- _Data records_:
_ _ _ _

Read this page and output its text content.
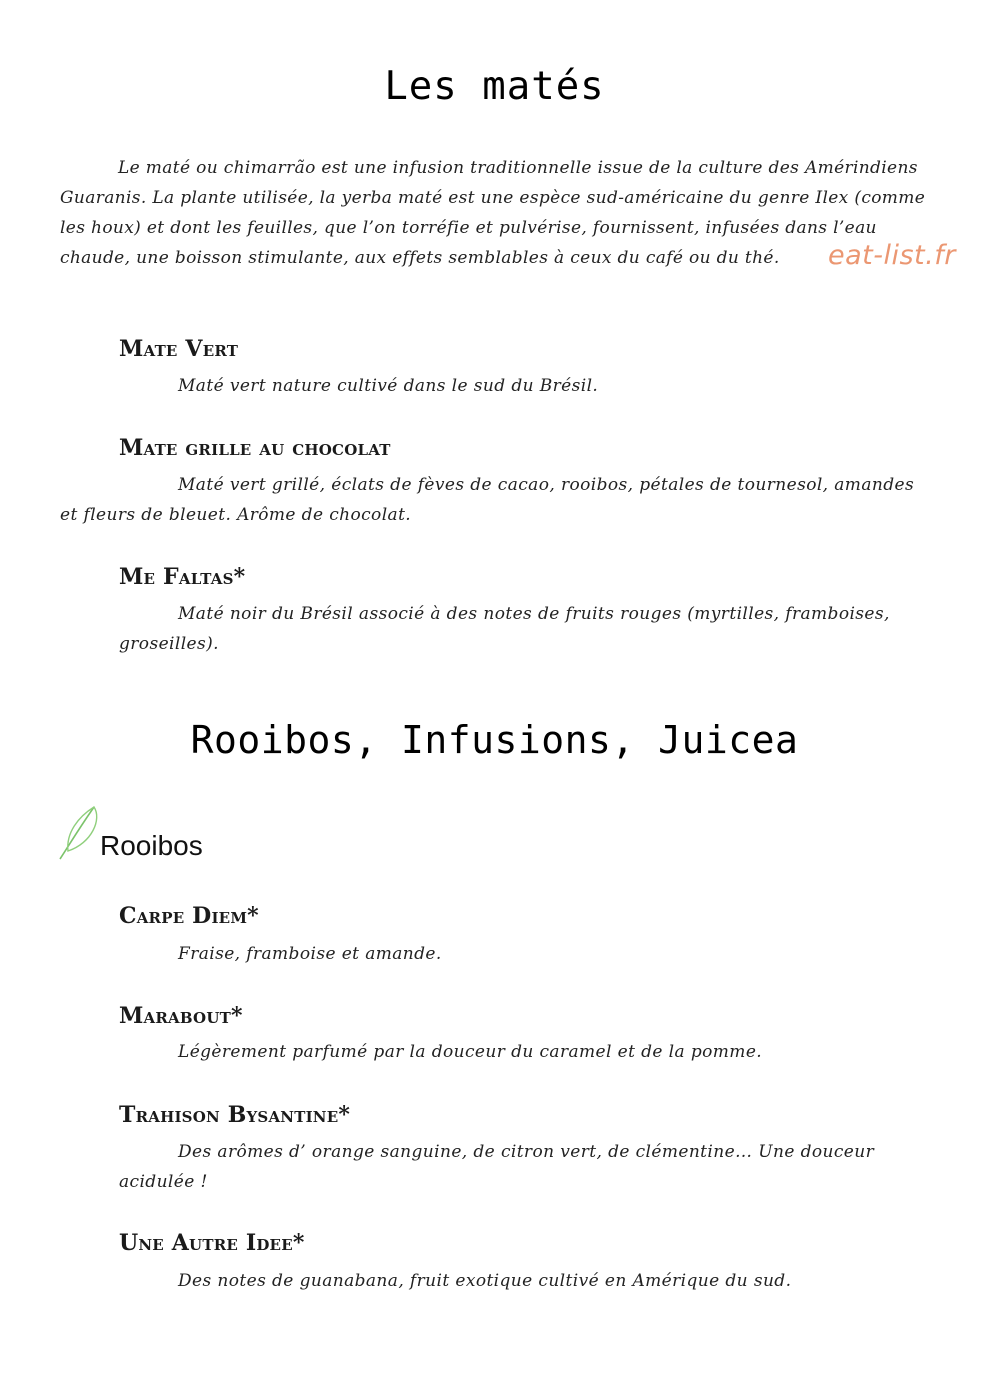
Les matés

Le maté ou chimarrão est une infusion traditionnelle issue de la culture des Amérindiens Guaranis. La plante utilisée, la yerba maté est une espèce sud-américaine du genre Ilex (comme les houx) et dont les feuilles, que l’on torréfie et pulvérise, fournissent, infusées dans l’eau chaude, une boisson stimulante, aux effets semblables à ceux du café ou du thé.	eat-list.fr

Mate Vert

Maté vert nature cultivé dans le sud du Brésil.

Mate grille au chocolat

Maté vert grillé, éclats de fèves de cacao, rooibos, pétales de tournesol, amandes et fleurs de bleuet. Arôme de chocolat.

Me Faltas*

Maté noir du Brésil associé à des notes de fruits rouges (myrtilles, framboises, groseilles).

Rooibos, Infusions, Juicea
Rooibos
Carpe Diem*

Fraise, framboise et amande.

Marabout*

Légèrement parfumé par la douceur du caramel et de la pomme.

Trahison Bysantine*

Des arômes d’ orange sanguine, de citron vert, de clémentine… Une douceur acidulée !

Une Autre Idee*

Des notes de guanabana, fruit exotique cultivé en Amérique du sud.
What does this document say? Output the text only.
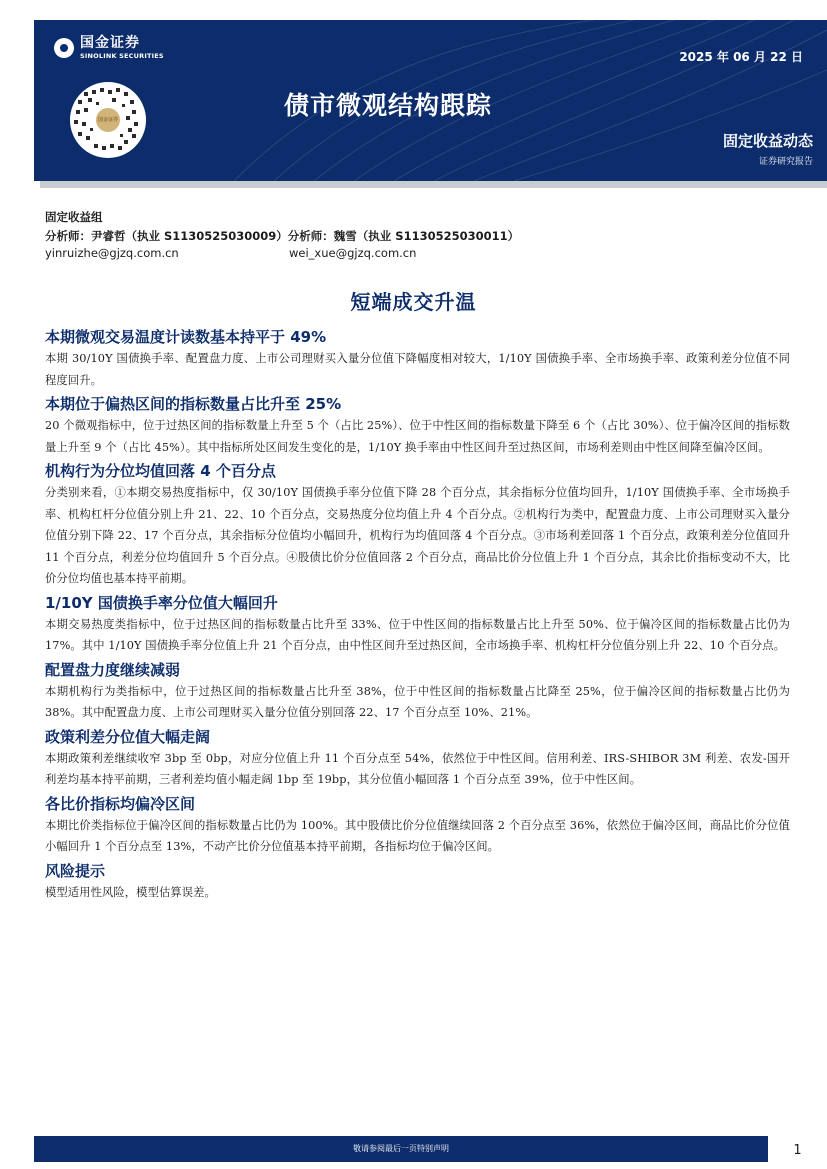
国金证券
SINOLINK SECURITIES
国金证券
2025 年 06 月 22 日
债市微观结构跟踪
固定收益动态
证券研究报告
固定收益组
分析师：尹睿哲（执业 S1130525030009）分析师：魏雪（执业 S1130525030011）
yinruizhe@gjzq.com.cn	wei_xue@gjzq.com.cn
短端成交升温
本期微观交易温度计读数基本持平于 49%

本期 30/10Y 国债换手率、配置盘力度、上市公司理财买入量分位值下降幅度相对较大，1/10Y 国债换手率、全市场换手率、政策利差分位值不同程度回升。

本期位于偏热区间的指标数量占比升至 25%

20 个微观指标中，位于过热区间的指标数量上升至 5 个（占比 25%）、位于中性区间的指标数量下降至 6 个（占比 30%）、位于偏冷区间的指标数量上升至 9 个（占比 45%）。其中指标所处区间发生变化的是，1/10Y 换手率由中性区间升至过热区间，市场利差则由中性区间降至偏冷区间。

机构行为分位均值回落 4 个百分点

分类别来看，①本期交易热度指标中，仅 30/10Y 国债换手率分位值下降 28 个百分点，其余指标分位值均回升，1/10Y 国债换手率、全市场换手率、机构杠杆分位值分别上升 21、22、10 个百分点，交易热度分位均值上升 4 个百分点。②机构行为类中，配置盘力度、上市公司理财买入量分位值分别下降 22、17 个百分点，其余指标分位值均小幅回升，机构行为均值回落 4 个百分点。③市场利差回落 1 个百分点，政策利差分位值回升 11 个百分点，利差分位均值回升 5 个百分点。④股债比价分位值回落 2 个百分点，商品比价分位值上升 1 个百分点，其余比价指标变动不大，比价分位均值也基本持平前期。

1/10Y 国债换手率分位值大幅回升

本期交易热度类指标中，位于过热区间的指标数量占比升至 33%、位于中性区间的指标数量占比上升至 50%、位于偏冷区间的指标数量占比仍为 17%。其中 1/10Y 国债换手率分位值上升 21 个百分点，由中性区间升至过热区间，全市场换手率、机构杠杆分位值分别上升 22、10 个百分点。

配置盘力度继续减弱

本期机构行为类指标中，位于过热区间的指标数量占比升至 38%，位于中性区间的指标数量占比降至 25%，位于偏冷区间的指标数量占比仍为 38%。其中配置盘力度、上市公司理财买入量分位值分别回落 22、17 个百分点至 10%、21%。

政策利差分位值大幅走阔

本期政策利差继续收窄 3bp 至 0bp，对应分位值上升 11 个百分点至 54%，依然位于中性区间。信用利差、IRS-SHIBOR 3M 利差、农发-国开利差均基本持平前期，三者利差均值小幅走阔 1bp 至 19bp，其分位值小幅回落 1 个百分点至 39%，位于中性区间。

各比价指标均偏冷区间

本期比价类指标位于偏冷区间的指标数量占比仍为 100%。其中股债比价分位值继续回落 2 个百分点至 36%，依然位于偏冷区间，商品比价分位值小幅回升 1 个百分点至 13%，不动产比价分位值基本持平前期，各指标均位于偏冷区间。

风险提示

模型适用性风险，模型估算误差。

敬请参阅最后一页特别声明	1
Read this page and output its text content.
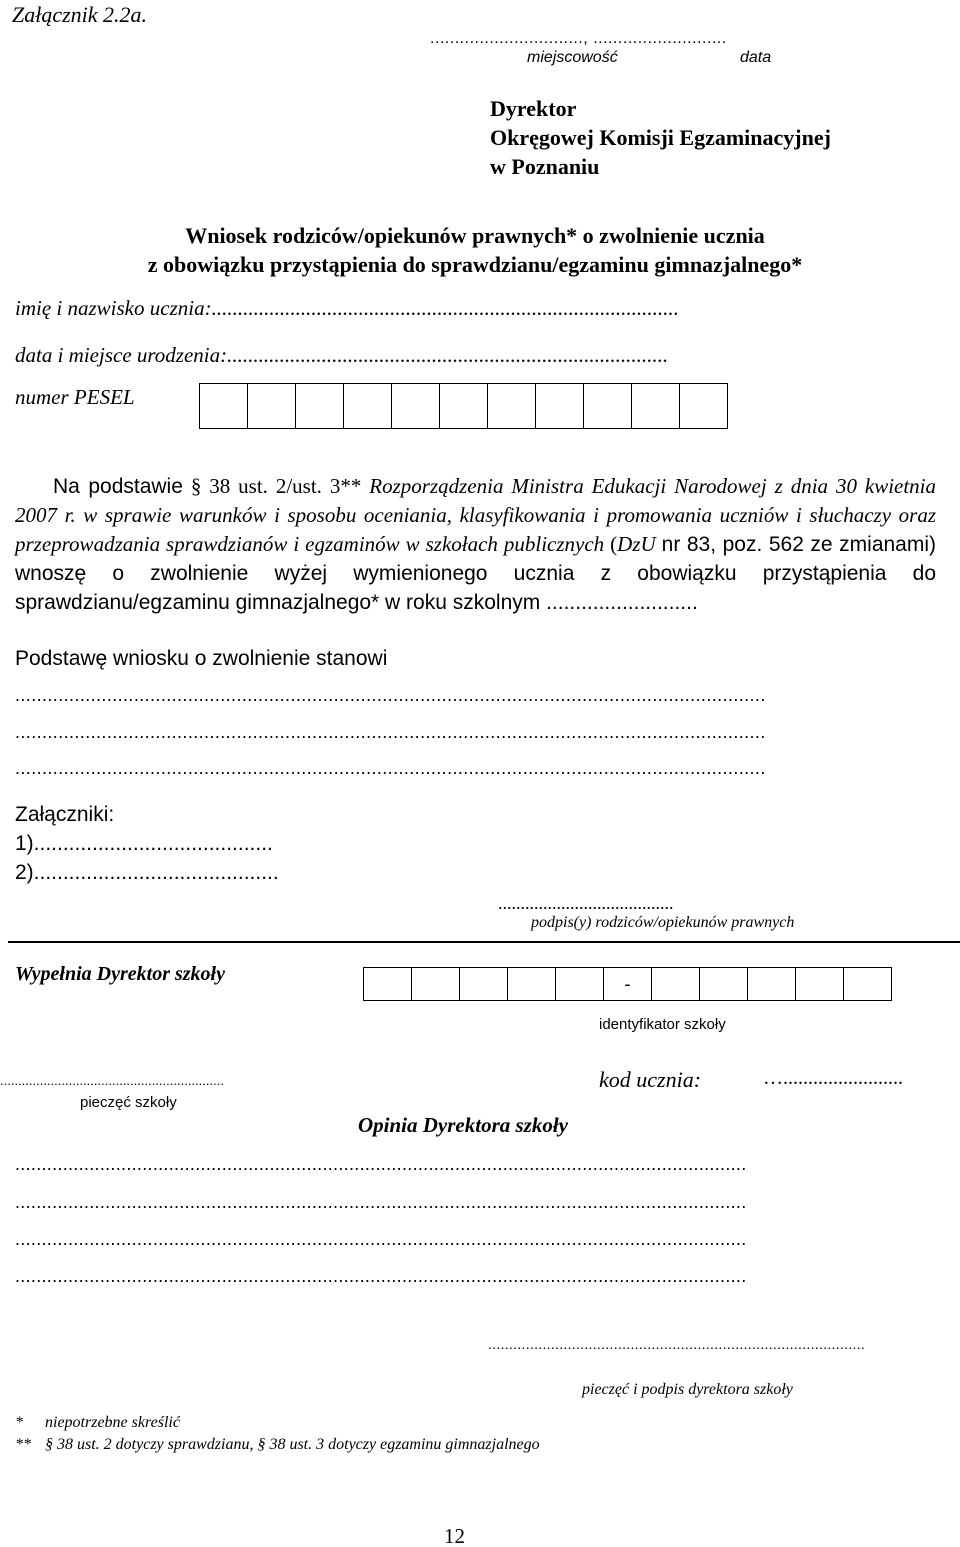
Załącznik 2.2a.
..............................., ...........................
miejscowość	data
Dyrektor
Okręgowej Komisji Egzaminacyjnej
w Poznaniu
Wniosek rodziców/opiekunów prawnych* o zwolnienie ucznia
z obowiązku przystąpienia do sprawdzianu/egzaminu gimnazjalnego*
imię i nazwisko ucznia:.........................................................................................
data i miejsce urodzenia:....................................................................................
numer PESEL
Na podstawie § 38 ust. 2/ust. 3** Rozporządzenia Ministra Edukacji Narodowej z dnia 30 kwietnia 2007 r. w sprawie warunków i sposobu oceniania, klasyfikowania i promowania uczniów i słuchaczy oraz przeprowadzania sprawdzianów i egzaminów w szkołach publicznych (DzU nr 83, poz. 562 ze zmianami) wnoszę o zwolnienie wyżej wymienionego ucznia z obowiązku przystąpienia do sprawdzianu/egzaminu gimnazjalnego* w roku szkolnym ..........................
Podstawę wniosku o zwolnienie stanowi
...........................................................................................................................................
...........................................................................................................................................
...........................................................................................................................................
Załączniki:
1).........................................
2)..........................................
.......................................
podpis(y) rodziców/opiekunów prawnych
Wypełnia Dyrektor szkoły	-
identyfikator szkoły
..............................................................
pieczęć szkoły
kod ucznia:	…........................
Opinia Dyrektora szkoły
..........................................................................................................................................
..........................................................................................................................................
..........................................................................................................................................
..........................................................................................................................................
..........................................................................................
pieczęć i podpis dyrektora szkoły
* niepotrzebne skreślić
** § 38 ust. 2 dotyczy sprawdzianu, § 38 ust. 3 dotyczy egzaminu gimnazjalnego
12
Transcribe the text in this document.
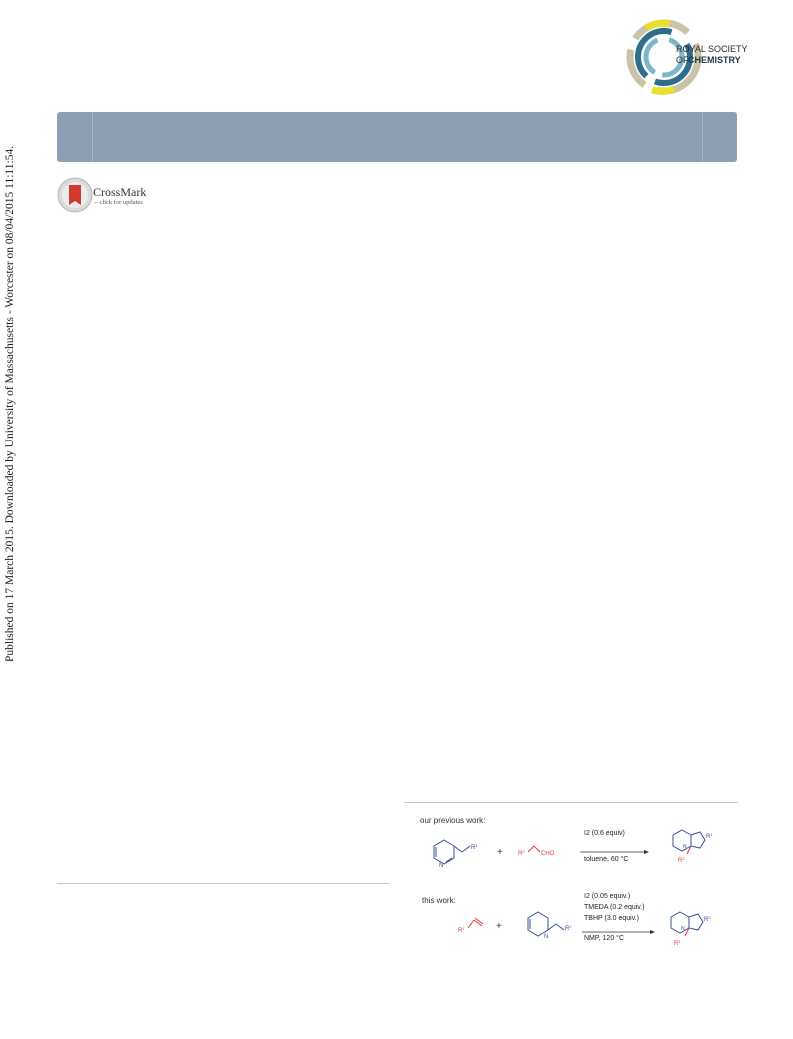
Published on 17 March 2015. Downloaded by University of Massachusetts - Worcester on 08/04/2015 11:11:54.
ROYAL SOCIETY
OF CHEMISTRY
CrossMark
←click for updates
our previous work:
this work:
N
$R^1$
+	$R^2$	CHO
N
$R^1$
$R^2$
$R^1$	+
N
$R^2$	N
$R^2$
$R^1$
I2 (0.6 equiv)
toluene, 60 °C
I2 (0.05 equiv.)
TMEDA (0.2 equiv.)
TBHP (3.0 equiv.)
NMP, 120 °C
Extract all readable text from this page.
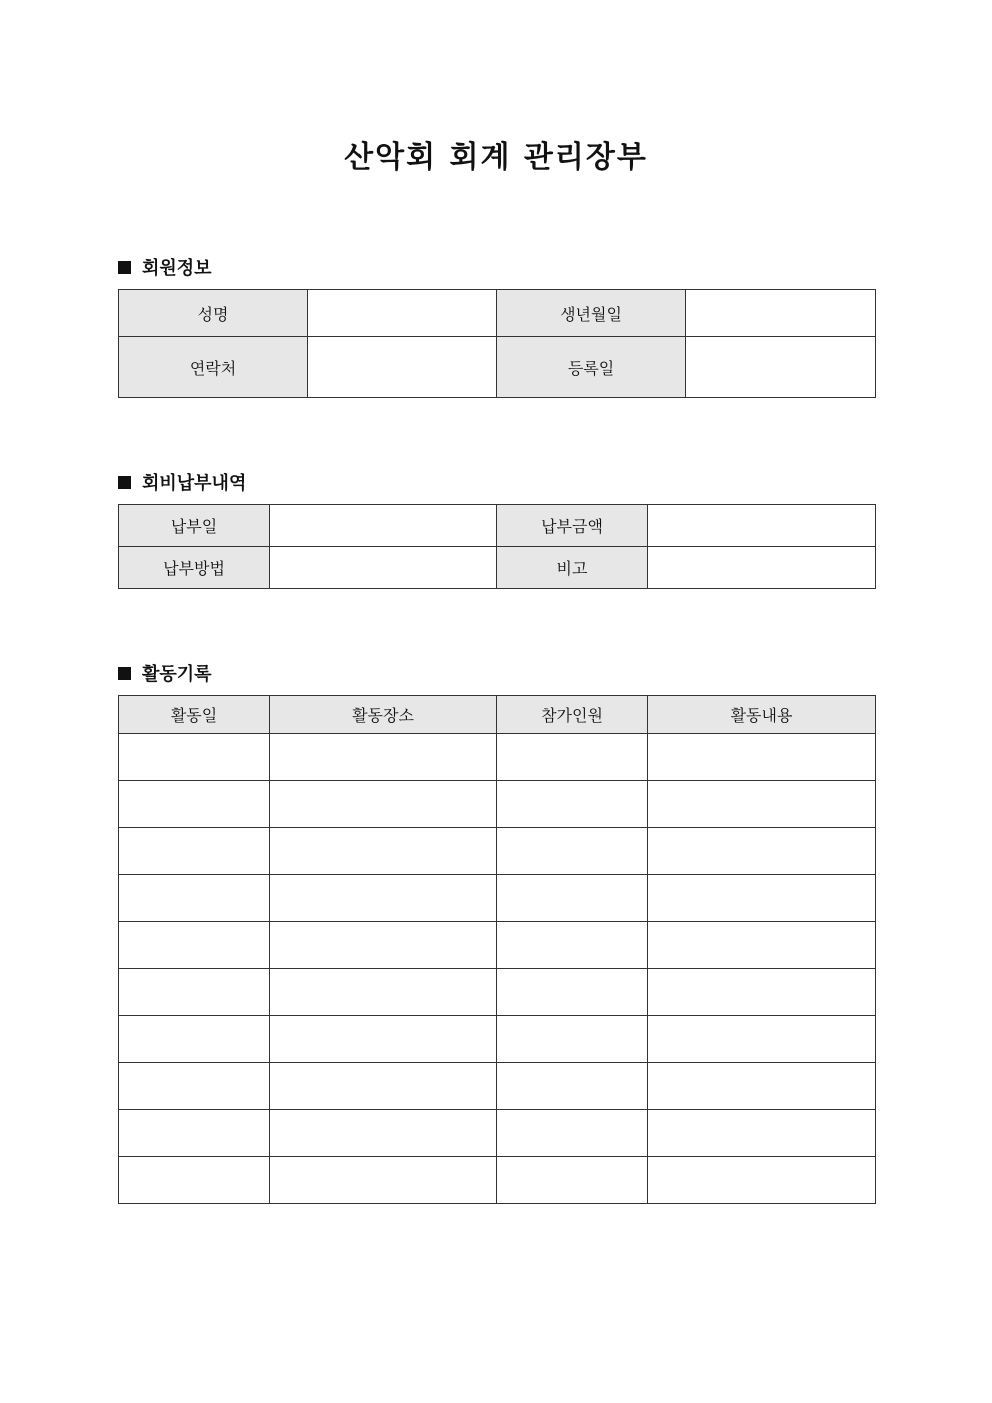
산악회 회계 관리장부
회원정보
성명		생년월일	
연락처		등록일	
회비납부내역
납부일		납부금액	
납부방법		비고	
활동기록
활동일	활동장소	참가인원	활동내용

_ _ _ _

Work out how many lines of the data above contain the string "opiekunów" and give the number alone.

- _Task answer_:
2